■ TASK A ■
According to the text on Sacramento River salmon, what is the current release to the American River below Nimbus Dam?
■ TASK B ■
Go on with the text about Sacramento River salmon, picking up after its final sentence.

■ EXCERPT ■
The Fate of Sacramento River Salmon
Sacramento River Chinook salmon this year are threatened by the relaxation of water temperature standards on the upper river combined with the violation of water quality standards in the Delta, the result of the over-allocation of water during a drought.
The section of the Sacramento River where the water is cold enough for salmon to successfully spawn will be less than half of what is needed this year, violating water temperature standards set to protect salmon.
Fishing groups say that the pool of cold water needed in Lake Shasta to cool the water is being drained to supply corporate agribusiness and other users south of the Delta, threatening the fall and spring run Chinook runs, as well as endangered winter run Chinook salmon.
State and federal water officials are apparently now in a rush to deliver water to agribusiness, oil companies and Southern California water agencies, in spite of it being a drought year, as revealed by the latest river release and water export data provided by the Department of Water Resources.
Current releases to the Sacramento River below Keswick Dam are 14,250 cfs, combined releases to the Feather River below the Thermalito Afterbay Outlet are 5,500 cfs and releases to the American River below Nimbus Dam are 3,250 cfs.

Layout dataset entries:

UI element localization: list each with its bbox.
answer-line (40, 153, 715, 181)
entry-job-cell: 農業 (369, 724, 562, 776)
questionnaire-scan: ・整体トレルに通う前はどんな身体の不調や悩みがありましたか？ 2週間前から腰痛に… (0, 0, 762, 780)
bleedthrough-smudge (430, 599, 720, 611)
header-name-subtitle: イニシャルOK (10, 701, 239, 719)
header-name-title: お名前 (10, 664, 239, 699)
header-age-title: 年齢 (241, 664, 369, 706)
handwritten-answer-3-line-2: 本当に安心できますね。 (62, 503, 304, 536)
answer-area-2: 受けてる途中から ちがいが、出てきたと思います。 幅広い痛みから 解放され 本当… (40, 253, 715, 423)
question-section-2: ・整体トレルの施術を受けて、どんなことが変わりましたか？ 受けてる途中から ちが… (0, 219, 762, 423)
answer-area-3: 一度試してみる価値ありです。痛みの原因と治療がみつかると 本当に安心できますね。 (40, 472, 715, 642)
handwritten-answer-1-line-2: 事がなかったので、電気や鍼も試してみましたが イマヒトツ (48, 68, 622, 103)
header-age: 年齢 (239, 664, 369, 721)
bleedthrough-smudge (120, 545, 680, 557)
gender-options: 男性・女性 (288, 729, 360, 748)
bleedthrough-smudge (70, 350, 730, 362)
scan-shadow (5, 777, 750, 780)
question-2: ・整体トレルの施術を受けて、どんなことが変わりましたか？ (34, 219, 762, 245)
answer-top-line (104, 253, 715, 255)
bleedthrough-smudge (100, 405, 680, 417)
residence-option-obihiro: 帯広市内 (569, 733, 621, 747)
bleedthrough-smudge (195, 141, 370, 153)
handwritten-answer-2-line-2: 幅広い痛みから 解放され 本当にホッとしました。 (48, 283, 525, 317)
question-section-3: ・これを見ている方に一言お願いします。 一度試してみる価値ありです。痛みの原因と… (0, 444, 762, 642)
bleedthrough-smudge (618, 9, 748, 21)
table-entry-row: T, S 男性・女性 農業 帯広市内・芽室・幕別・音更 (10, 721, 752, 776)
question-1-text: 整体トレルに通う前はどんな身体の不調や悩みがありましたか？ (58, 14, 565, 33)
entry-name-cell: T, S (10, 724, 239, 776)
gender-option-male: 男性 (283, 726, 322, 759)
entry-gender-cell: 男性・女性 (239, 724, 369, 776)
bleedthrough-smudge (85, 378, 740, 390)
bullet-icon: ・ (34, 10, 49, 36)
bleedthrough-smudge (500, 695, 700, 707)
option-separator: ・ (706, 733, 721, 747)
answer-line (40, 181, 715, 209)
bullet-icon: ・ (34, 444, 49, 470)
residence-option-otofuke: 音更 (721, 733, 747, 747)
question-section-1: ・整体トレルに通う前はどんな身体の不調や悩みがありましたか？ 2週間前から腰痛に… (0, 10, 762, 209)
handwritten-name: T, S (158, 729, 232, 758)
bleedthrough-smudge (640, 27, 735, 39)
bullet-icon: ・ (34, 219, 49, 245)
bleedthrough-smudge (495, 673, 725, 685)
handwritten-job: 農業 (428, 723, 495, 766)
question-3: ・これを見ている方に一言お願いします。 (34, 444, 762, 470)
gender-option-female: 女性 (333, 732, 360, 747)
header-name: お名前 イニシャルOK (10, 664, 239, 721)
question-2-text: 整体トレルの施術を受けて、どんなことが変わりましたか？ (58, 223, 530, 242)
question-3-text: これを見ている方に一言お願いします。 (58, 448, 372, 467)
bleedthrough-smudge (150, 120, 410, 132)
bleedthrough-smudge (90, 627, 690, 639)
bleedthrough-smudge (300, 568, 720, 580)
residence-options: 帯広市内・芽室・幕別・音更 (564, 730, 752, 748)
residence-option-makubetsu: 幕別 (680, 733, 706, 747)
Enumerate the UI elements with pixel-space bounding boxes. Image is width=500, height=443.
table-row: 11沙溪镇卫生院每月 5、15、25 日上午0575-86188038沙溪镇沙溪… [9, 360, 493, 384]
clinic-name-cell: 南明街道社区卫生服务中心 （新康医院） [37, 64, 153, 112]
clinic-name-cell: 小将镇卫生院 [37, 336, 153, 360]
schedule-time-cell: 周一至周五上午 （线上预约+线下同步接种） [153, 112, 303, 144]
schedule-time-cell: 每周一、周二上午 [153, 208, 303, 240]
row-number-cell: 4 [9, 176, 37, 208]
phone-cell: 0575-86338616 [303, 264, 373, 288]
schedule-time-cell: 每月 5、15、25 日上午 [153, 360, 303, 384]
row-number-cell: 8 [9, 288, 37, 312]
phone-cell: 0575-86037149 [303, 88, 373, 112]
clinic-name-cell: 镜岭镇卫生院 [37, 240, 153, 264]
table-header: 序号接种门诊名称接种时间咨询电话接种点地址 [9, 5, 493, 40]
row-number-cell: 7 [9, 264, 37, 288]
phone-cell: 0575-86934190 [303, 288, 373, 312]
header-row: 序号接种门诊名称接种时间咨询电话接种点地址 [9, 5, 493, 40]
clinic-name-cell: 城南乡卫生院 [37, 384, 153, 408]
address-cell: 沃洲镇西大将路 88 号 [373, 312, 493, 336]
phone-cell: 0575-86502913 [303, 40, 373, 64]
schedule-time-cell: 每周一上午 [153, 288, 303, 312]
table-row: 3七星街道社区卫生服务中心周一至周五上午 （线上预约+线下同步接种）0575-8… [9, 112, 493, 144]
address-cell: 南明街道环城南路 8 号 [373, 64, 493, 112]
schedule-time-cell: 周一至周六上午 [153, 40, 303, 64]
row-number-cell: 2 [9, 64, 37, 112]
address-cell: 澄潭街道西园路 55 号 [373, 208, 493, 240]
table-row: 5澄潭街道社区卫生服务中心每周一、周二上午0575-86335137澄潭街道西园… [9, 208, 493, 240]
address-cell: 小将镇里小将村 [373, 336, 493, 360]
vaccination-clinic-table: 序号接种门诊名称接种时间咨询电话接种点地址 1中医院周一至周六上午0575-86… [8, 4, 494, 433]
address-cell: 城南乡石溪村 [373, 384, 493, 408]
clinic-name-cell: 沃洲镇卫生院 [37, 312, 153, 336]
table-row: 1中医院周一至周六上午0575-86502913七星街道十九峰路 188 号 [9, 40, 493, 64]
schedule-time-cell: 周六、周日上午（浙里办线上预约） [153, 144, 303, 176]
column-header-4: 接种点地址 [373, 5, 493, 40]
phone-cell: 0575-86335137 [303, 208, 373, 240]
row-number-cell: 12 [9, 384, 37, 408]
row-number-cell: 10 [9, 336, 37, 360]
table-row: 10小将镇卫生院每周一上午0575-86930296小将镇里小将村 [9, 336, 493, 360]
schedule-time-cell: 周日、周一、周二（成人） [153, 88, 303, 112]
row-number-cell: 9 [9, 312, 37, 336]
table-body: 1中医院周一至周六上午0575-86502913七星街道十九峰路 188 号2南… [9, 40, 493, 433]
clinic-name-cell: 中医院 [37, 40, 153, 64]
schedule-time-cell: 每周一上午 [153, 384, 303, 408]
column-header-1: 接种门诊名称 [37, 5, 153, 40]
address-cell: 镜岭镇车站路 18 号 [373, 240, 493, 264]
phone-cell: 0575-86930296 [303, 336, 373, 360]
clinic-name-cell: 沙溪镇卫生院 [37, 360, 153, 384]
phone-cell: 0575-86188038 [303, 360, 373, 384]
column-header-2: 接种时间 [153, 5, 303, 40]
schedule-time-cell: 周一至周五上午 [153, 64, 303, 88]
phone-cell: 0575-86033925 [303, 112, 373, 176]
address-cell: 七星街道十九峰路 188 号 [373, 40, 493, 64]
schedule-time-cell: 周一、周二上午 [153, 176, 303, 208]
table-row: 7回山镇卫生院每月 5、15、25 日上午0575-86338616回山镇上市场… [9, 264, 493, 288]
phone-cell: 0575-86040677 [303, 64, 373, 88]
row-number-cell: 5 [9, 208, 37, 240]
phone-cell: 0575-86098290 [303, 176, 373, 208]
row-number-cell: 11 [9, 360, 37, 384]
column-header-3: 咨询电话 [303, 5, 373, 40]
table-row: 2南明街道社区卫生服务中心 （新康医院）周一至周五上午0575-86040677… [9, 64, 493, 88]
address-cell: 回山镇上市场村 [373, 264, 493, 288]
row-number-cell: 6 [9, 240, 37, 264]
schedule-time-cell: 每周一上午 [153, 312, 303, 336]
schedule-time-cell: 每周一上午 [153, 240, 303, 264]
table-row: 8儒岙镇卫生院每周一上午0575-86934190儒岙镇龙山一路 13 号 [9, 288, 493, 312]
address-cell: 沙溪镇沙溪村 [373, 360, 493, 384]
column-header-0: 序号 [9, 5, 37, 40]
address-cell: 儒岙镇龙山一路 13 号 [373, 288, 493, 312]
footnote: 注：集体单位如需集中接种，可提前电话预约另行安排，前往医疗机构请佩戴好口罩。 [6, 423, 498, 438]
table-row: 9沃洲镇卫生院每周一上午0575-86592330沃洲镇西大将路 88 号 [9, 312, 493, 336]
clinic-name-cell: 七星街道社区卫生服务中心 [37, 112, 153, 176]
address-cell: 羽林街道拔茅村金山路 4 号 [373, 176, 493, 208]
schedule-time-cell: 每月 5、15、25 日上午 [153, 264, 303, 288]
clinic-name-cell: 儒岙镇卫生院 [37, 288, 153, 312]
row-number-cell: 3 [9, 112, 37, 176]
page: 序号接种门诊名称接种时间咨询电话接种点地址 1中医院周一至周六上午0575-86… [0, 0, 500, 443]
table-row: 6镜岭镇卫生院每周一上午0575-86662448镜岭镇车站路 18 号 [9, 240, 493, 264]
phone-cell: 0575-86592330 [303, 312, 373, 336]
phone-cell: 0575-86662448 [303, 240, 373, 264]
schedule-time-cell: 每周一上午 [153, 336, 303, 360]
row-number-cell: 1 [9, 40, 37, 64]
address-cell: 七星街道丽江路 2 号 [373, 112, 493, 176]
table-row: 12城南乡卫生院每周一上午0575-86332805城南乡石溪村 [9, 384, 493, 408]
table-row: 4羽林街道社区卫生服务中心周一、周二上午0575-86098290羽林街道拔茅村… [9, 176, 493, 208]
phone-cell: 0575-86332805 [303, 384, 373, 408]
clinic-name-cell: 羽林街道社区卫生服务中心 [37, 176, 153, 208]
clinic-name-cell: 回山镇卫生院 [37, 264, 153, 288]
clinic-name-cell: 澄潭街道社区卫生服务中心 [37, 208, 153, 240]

■ EXERCISE RESULT A ■
3,250 cfs

■ EXERCISE RESULT B ■
Water exports from the Delta are currently 9,275 cfs, including 5,581 cfs from the State Water Project’s Harvey Banks Pumping Plant and 3,694 cfs from the federal Central Valley Project’s Tracy Pumping Plant in the South Delta. Delta outflows – freshwater flows into the largest estuary on the West Coast of the Americas – are currently only 5,290 cfs.
You can check out the latest dam releases and export pumping data here.
Upper river water temperature standards relaxed
Ron Milligan, the Operation Manager for the Bureau of Reclamation, stated in a June 3 letter to the State Water Resources Control Board that this year’s water plan “does not meet a daily average water temperature of 56 degrees Fahrenheit in the Sacramento River at Red Bluff Diversion Dam for all the periods in 2013 when higher temperatures could be detrimental to the fishery.”
The Bureau said spring run and fall run Chinook salmon spawning typically occurs further downstream in fall than the point in Redding where the 56-degree water cutoff is. “Some adverse effects can be expected if temperatures exceed 56 degrees between Airport Rd and Balls Ferry,” warned Milligan.
Under federal law, water and fishery managers are required to maintain the 56-degree temperature downstream of Balls Ferry during the winter run spawning and incubation months of August, September and October.
It is anticipated only about 20 miles of the Sacramento above Redding will be cold enough, 56 degrees or less, for the fish to successfully spawn, according to Golden Gate Salmon Association (GGSA) Executive Director John McManus. The stretch over twenty miles downstream of Redding, normally cold enough for spawning, is likely to exceed 56 degrees.
“Salmon eggs laid in northern stretches of the Sacramento River could die from overheated water this year,” said McManus.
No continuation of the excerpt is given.